§ Exercise
Every entry that follows should be reproduced exactly.

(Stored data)
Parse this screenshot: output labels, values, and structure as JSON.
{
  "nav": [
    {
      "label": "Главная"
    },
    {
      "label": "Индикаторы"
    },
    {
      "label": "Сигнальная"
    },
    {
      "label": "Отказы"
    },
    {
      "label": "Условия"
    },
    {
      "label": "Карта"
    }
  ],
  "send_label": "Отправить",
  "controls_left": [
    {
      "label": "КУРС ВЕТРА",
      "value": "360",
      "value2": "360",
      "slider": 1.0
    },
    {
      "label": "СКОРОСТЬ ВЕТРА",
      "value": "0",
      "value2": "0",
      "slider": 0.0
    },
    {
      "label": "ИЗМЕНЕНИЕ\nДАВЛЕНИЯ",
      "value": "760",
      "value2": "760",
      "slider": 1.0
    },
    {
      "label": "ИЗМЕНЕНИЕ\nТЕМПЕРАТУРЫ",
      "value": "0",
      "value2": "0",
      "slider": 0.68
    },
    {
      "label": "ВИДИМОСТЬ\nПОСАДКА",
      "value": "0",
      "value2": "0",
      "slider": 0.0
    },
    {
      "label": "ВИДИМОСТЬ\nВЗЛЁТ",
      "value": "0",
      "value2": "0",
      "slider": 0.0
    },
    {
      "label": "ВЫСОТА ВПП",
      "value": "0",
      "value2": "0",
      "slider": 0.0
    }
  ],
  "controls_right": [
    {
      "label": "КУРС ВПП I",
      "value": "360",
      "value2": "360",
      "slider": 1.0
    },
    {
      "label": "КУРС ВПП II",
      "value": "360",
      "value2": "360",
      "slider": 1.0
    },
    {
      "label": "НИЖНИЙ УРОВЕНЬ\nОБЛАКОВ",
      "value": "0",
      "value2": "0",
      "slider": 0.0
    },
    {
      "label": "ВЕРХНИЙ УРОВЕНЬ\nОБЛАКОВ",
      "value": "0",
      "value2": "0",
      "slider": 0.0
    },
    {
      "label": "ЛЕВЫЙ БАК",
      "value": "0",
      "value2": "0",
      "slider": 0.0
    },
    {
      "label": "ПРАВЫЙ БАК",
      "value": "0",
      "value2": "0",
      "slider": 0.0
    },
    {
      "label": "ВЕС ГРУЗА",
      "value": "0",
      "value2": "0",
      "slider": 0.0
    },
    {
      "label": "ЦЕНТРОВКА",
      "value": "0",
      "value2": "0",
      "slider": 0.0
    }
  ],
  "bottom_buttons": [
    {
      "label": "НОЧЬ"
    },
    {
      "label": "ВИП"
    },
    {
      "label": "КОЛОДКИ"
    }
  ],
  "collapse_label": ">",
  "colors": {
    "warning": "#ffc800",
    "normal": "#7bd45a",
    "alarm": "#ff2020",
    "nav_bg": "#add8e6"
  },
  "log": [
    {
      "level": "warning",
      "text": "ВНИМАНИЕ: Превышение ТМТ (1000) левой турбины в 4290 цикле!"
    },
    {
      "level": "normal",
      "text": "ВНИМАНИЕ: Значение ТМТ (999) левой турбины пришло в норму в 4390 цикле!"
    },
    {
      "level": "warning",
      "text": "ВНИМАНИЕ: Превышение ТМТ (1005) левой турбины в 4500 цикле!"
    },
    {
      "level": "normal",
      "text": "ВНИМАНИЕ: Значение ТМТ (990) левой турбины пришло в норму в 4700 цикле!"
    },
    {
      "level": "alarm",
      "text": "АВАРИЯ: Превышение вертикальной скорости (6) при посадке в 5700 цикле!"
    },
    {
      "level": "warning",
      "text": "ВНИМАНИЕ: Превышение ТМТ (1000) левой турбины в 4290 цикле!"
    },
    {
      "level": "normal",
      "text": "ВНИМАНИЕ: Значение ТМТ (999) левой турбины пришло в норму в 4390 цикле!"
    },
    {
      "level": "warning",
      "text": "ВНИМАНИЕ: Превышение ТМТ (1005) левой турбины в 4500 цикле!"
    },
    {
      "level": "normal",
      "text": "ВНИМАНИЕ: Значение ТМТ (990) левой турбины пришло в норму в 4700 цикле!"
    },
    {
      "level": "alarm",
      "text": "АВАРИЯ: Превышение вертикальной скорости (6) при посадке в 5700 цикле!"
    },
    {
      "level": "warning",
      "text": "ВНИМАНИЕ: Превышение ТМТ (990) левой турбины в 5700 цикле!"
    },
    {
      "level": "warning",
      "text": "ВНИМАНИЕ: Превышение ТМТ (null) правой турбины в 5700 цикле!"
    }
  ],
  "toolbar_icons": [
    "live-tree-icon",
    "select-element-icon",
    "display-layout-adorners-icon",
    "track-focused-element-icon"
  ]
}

§ Response for this exercise
Parse this screenshot: output labels, values, and structure as JSON.
{
  "nav": [
    {
      "label": "Главная"
    },
    {
      "label": "Индикаторы"
    },
    {
      "label": "Сигнальная"
    },
    {
      "label": "Отказы"
    },
    {
      "label": "Условия"
    },
    {
      "label": "Карта"
    }
  ],
  "send_label": "Отправить",
  "controls_left": [
    {
      "label": "КУРС ВЕТРА",
      "value": "360",
      "value2": "360",
      "slider": 1.0
    },
    {
      "label": "СКОРОСТЬ ВЕТРА",
      "value": "0",
      "value2": "0",
      "slider": 0.0
    },
    {
      "label": "ИЗМЕНЕНИЕ\nДАВЛЕНИЯ",
      "value": "760",
      "value2": "760",
      "slider": 1.0
    },
    {
      "label": "ИЗМЕНЕНИЕ\nТЕМПЕРАТУРЫ",
      "value": "0",
      "value2": "0",
      "slider": 0.68
    },
    {
      "label": "ВИДИМОСТЬ\nПОСАДКА",
      "value": "0",
      "value2": "0",
      "slider": 0.0
    },
    {
      "label": "ВИДИМОСТЬ\nВЗЛЁТ",
      "value": "0",
      "value2": "0",
      "slider": 0.0
    },
    {
      "label": "ВЫСОТА ВПП",
      "value": "0",
      "value2": "0",
      "slider": 0.0
    }
  ],
  "controls_right": [
    {
      "label": "КУРС ВПП I",
      "value": "360",
      "value2": "360",
      "slider": 1.0
    },
    {
      "label": "КУРС ВПП II",
      "value": "360",
      "value2": "360",
      "slider": 1.0
    },
    {
      "label": "НИЖНИЙ УРОВЕНЬ\nОБЛАКОВ",
      "value": "0",
      "value2": "0",
      "slider": 0.0
    },
    {
      "label": "ВЕРХНИЙ УРОВЕНЬ\nОБЛАКОВ",
      "value": "0",
      "value2": "0",
      "slider": 0.0
    },
    {
      "label": "ЛЕВЫЙ БАК",
      "value": "0",
      "value2": "0",
      "slider": 0.0
    },
    {
      "label": "ПРАВЫЙ БАК",
      "value": "0",
      "value2": "0",
      "slider": 0.0
    },
    {
      "label": "ВЕС ГРУЗА",
      "value": "0",
      "value2": "0",
      "slider": 0.0
    },
    {
      "label": "ЦЕНТРОВКА",
      "value": "0",
      "value2": "0",
      "slider": 0.0
    }
  ],
  "bottom_buttons": [
    {
      "label": "НОЧЬ"
    },
    {
      "label": "ВИП"
    },
    {
      "label": "КОЛОДКИ"
    }
  ],
  "collapse_label": ">",
  "colors": {
    "warning": "#ffc800",
    "normal": "#7bd45a",
    "alarm": "#ff2020",
    "nav_bg": "#add8e6"
  },
  "log": [
    {
      "level": "warning",
      "text": "ВНИМАНИЕ: Превышение ТМТ (1000) левой турбины в 4290 цикле!"
    },
    {
      "level": "normal",
      "text": "ВНИМАНИЕ: Значение ТМТ (999) левой турбины пришло в норму в 4390 цикле!"
    },
    {
      "level": "warning",
      "text": "ВНИМАНИЕ: Превышение ТМТ (1005) левой турбины в 4500 цикле!"
    },
    {
      "level": "normal",
      "text": "ВНИМАНИЕ: Значение ТМТ (990) левой турбины пришло в норму в 4700 цикле!"
    },
    {
      "level": "alarm",
      "text": "АВАРИЯ: Превышение вертикальной скорости (6) при посадке в 5700 цикле!"
    },
    {
      "level": "warning",
      "text": "ВНИМАНИЕ: Превышение ТМТ (1000) левой турбины в 4290 цикле!"
    },
    {
      "level": "normal",
      "text": "ВНИМАНИЕ: Значение ТМТ (999) левой турбины пришло в норму в 4390 цикле!"
    },
    {
      "level": "warning",
      "text": "ВНИМАНИЕ: Превышение ТМТ (1005) левой турбины в 4500 цикле!"
    },
    {
      "level": "normal",
      "text": "ВНИМАНИЕ: Значение ТМТ (990) левой турбины пришло в норму в 4700 цикле!"
    },
    {
      "level": "alarm",
      "text": "АВАРИЯ: Превышение вертикальной скорости (6) при посадке в 5700 цикле!"
    },
    {
      "level": "warning",
      "text": "ВНИМАНИЕ: Превышение ТМТ (990) левой турбины в 5700 цикле!"
    },
    {
      "level": "warning",
      "text": "ВНИМАНИЕ: Превышение ТМТ (null) правой турбины в 5700 цикле!"
    }
  ],
  "toolbar_icons": [
    "live-tree-icon",
    "select-element-icon",
    "display-layout-adorners-icon",
    "track-focused-element-icon"
  ]
}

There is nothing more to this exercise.